**Short exercise**: From the entries below, report how many lines contain the string "email". Give only that number.
-- start --
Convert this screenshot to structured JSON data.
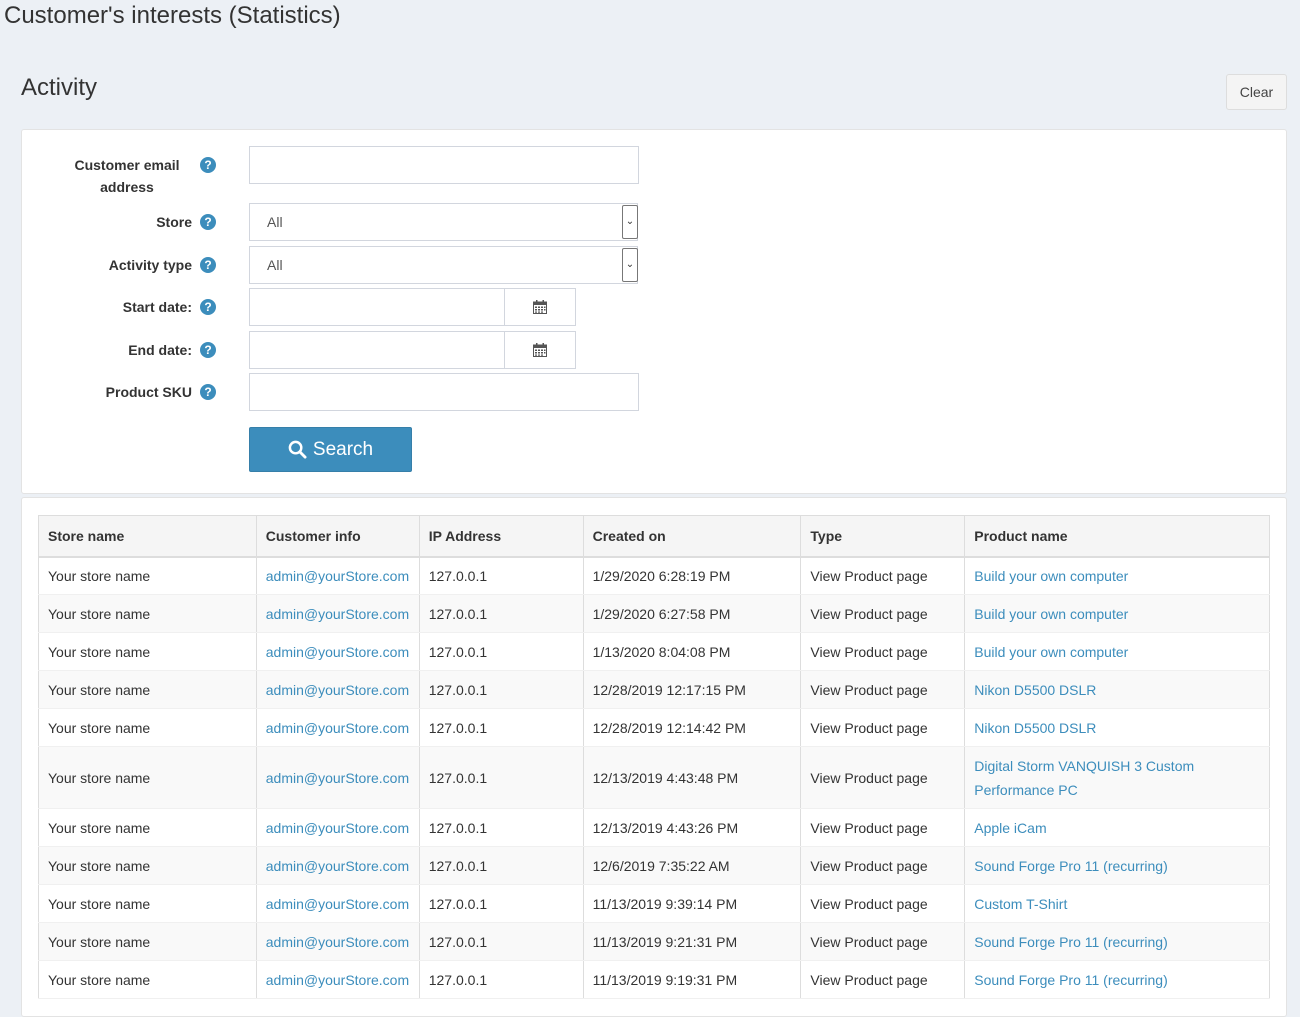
{
  "page": {
    "title": "Customer's interests (Statistics)"
  },
  "section": {
    "title": "Activity",
    "clear_label": "Clear"
  },
  "filters": {
    "email": {
      "label": "Customer email address",
      "value": ""
    },
    "store": {
      "label": "Store",
      "value": "All"
    },
    "activity_type": {
      "label": "Activity type",
      "value": "All"
    },
    "start_date": {
      "label": "Start date:",
      "value": ""
    },
    "end_date": {
      "label": "End date:",
      "value": ""
    },
    "sku": {
      "label": "Product SKU",
      "value": ""
    },
    "search_label": "Search"
  },
  "table": {
    "headers": [
      "Store name",
      "Customer info",
      "IP Address",
      "Created on",
      "Type",
      "Product name"
    ],
    "rows": [
      [
        "Your store name",
        "admin@yourStore.com",
        "127.0.0.1",
        "1/29/2020 6:28:19 PM",
        "View Product page",
        "Build your own computer"
      ],
      [
        "Your store name",
        "admin@yourStore.com",
        "127.0.0.1",
        "1/29/2020 6:27:58 PM",
        "View Product page",
        "Build your own computer"
      ],
      [
        "Your store name",
        "admin@yourStore.com",
        "127.0.0.1",
        "1/13/2020 8:04:08 PM",
        "View Product page",
        "Build your own computer"
      ],
      [
        "Your store name",
        "admin@yourStore.com",
        "127.0.0.1",
        "12/28/2019 12:17:15 PM",
        "View Product page",
        "Nikon D5500 DSLR"
      ],
      [
        "Your store name",
        "admin@yourStore.com",
        "127.0.0.1",
        "12/28/2019 12:14:42 PM",
        "View Product page",
        "Nikon D5500 DSLR"
      ],
      [
        "Your store name",
        "admin@yourStore.com",
        "127.0.0.1",
        "12/13/2019 4:43:48 PM",
        "View Product page",
        "Digital Storm VANQUISH 3 Custom Performance PC"
      ],
      [
        "Your store name",
        "admin@yourStore.com",
        "127.0.0.1",
        "12/13/2019 4:43:26 PM",
        "View Product page",
        "Apple iCam"
      ],
      [
        "Your store name",
        "admin@yourStore.com",
        "127.0.0.1",
        "12/6/2019 7:35:22 AM",
        "View Product page",
        "Sound Forge Pro 11 (recurring)"
      ],
      [
        "Your store name",
        "admin@yourStore.com",
        "127.0.0.1",
        "11/13/2019 9:39:14 PM",
        "View Product page",
        "Custom T-Shirt"
      ],
      [
        "Your store name",
        "admin@yourStore.com",
        "127.0.0.1",
        "11/13/2019 9:21:31 PM",
        "View Product page",
        "Sound Forge Pro 11 (recurring)"
      ],
      [
        "Your store name",
        "admin@yourStore.com",
        "127.0.0.1",
        "11/13/2019 9:19:31 PM",
        "View Product page",
        "Sound Forge Pro 11 (recurring)"
      ]
    ]
  },
  "icons": {
    "help": "question-circle-icon",
    "calendar": "calendar-icon",
    "search": "search-icon"
  },
  "colors": {
    "accent": "#3c8dbc",
    "background": "#ecf0f5"
  }
}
-- end --
**Answer for this exercise**: 2